* **Description of the task**
Exactly as written, please set down all of the entries again, with no pictures.

* **Provided data**
———

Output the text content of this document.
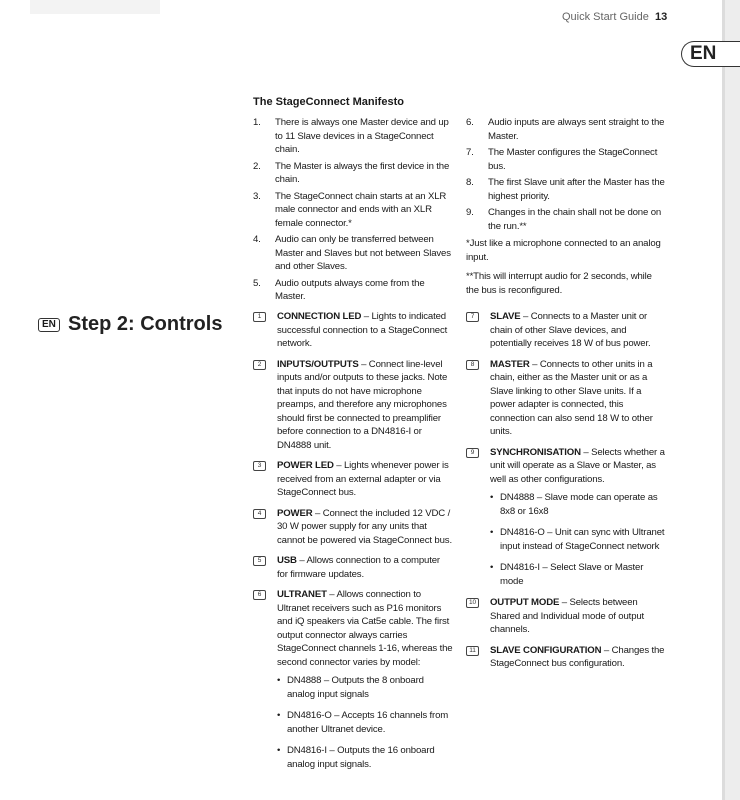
Quick Start Guide 13
EN
The StageConnect Manifesto
1. There is always one Master device and up to 11 Slave devices in a StageConnect chain.
2. The Master is always the first device in the chain.
3. The StageConnect chain starts at an XLR male connector and ends with an XLR female connector.*
4. Audio can only be transferred between Master and Slaves but not between Slaves and other Slaves.
5. Audio outputs always come from the Master.
6. Audio inputs are always sent straight to the Master.
7. The Master configures the StageConnect bus.
8. The first Slave unit after the Master has the highest priority.
9. Changes in the chain shall not be done on the run.**
*Just like a microphone connected to an analog input.
**This will interrupt audio for 2 seconds, while the bus is reconfigured.
EN Step 2: Controls	1	CONNECTION LED – Lights to indicated successful connection to a StageConnect network.
2	INPUTS/OUTPUTS – Connect line-level inputs and/or outputs to these jacks. Note that inputs do not have microphone preamps, and therefore any microphones should first be connected to preamplifier before connection to a DN4816-I or DN4888 unit.
3	POWER LED – Lights whenever power is received from an external adapter or via StageConnect bus.
4	POWER – Connect the included 12 VDC / 30 W power supply for any units that cannot be powered via StageConnect bus.
5	USB – Allows connection to a computer for firmware updates.
6	ULTRANET – Allows connection to Ultranet receivers such as P16 monitors and iQ speakers via Cat5e cable. The first output connector always carries StageConnect channels 1-16, whereas the second connector varies by model:
• DN4888 – Outputs the 8 onboard analog input signals
• DN4816-O – Accepts 16 channels from another Ultranet device.
• DN4816-I – Outputs the 16 onboard analog input signals.
7	SLAVE – Connects to a Master unit or chain of other Slave devices, and potentially receives 18 W of bus power.
8	MASTER – Connects to other units in a chain, either as the Master unit or as a Slave linking to other Slave units. If a power adapter is connected, this connection can also send 18 W to other units.
9	SYNCHRONISATION – Selects whether a unit will operate as a Slave or Master, as well as other configurations.
• DN4888 – Slave mode can operate as 8x8 or 16x8
• DN4816-O – Unit can sync with Ultranet input instead of StageConnect network
• DN4816-I – Select Slave or Master mode
10	OUTPUT MODE – Selects between Shared and Individual mode of output channels.
11	SLAVE CONFIGURATION – Changes the StageConnect bus configuration.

———

* **Exercise output**
Output the text content of this document.
Quick Start Guide 13
EN
The StageConnect Manifesto
1. There is always one Master device and up to 11 Slave devices in a StageConnect chain.
2. The Master is always the first device in the chain.
3. The StageConnect chain starts at an XLR male connector and ends with an XLR female connector.*
4. Audio can only be transferred between Master and Slaves but not between Slaves and other Slaves.
5. Audio outputs always come from the Master.
6. Audio inputs are always sent straight to the Master.
7. The Master configures the StageConnect bus.
8. The first Slave unit after the Master has the highest priority.
9. Changes in the chain shall not be done on the run.**
*Just like a microphone connected to an analog input.
**This will interrupt audio for 2 seconds, while the bus is reconfigured.
EN Step 2: Controls	1	CONNECTION LED – Lights to indicated successful connection to a StageConnect network.
2	INPUTS/OUTPUTS – Connect line-level inputs and/or outputs to these jacks. Note that inputs do not have microphone preamps, and therefore any microphones should first be connected to preamplifier before connection to a DN4816-I or DN4888 unit.
3	POWER LED – Lights whenever power is received from an external adapter or via StageConnect bus.
4	POWER – Connect the included 12 VDC / 30 W power supply for any units that cannot be powered via StageConnect bus.
5	USB – Allows connection to a computer for firmware updates.
6	ULTRANET – Allows connection to Ultranet receivers such as P16 monitors and iQ speakers via Cat5e cable. The first output connector always carries StageConnect channels 1-16, whereas the second connector varies by model:
• DN4888 – Outputs the 8 onboard analog input signals
• DN4816-O – Accepts 16 channels from another Ultranet device.
• DN4816-I – Outputs the 16 onboard analog input signals.
7	SLAVE – Connects to a Master unit or chain of other Slave devices, and potentially receives 18 W of bus power.
8	MASTER – Connects to other units in a chain, either as the Master unit or as a Slave linking to other Slave units. If a power adapter is connected, this connection can also send 18 W to other units.
9	SYNCHRONISATION – Selects whether a unit will operate as a Slave or Master, as well as other configurations.
• DN4888 – Slave mode can operate as 8x8 or 16x8
• DN4816-O – Unit can sync with Ultranet input instead of StageConnect network
• DN4816-I – Select Slave or Master mode
10	OUTPUT MODE – Selects between Shared and Individual mode of output channels.
11	SLAVE CONFIGURATION – Changes the StageConnect bus configuration.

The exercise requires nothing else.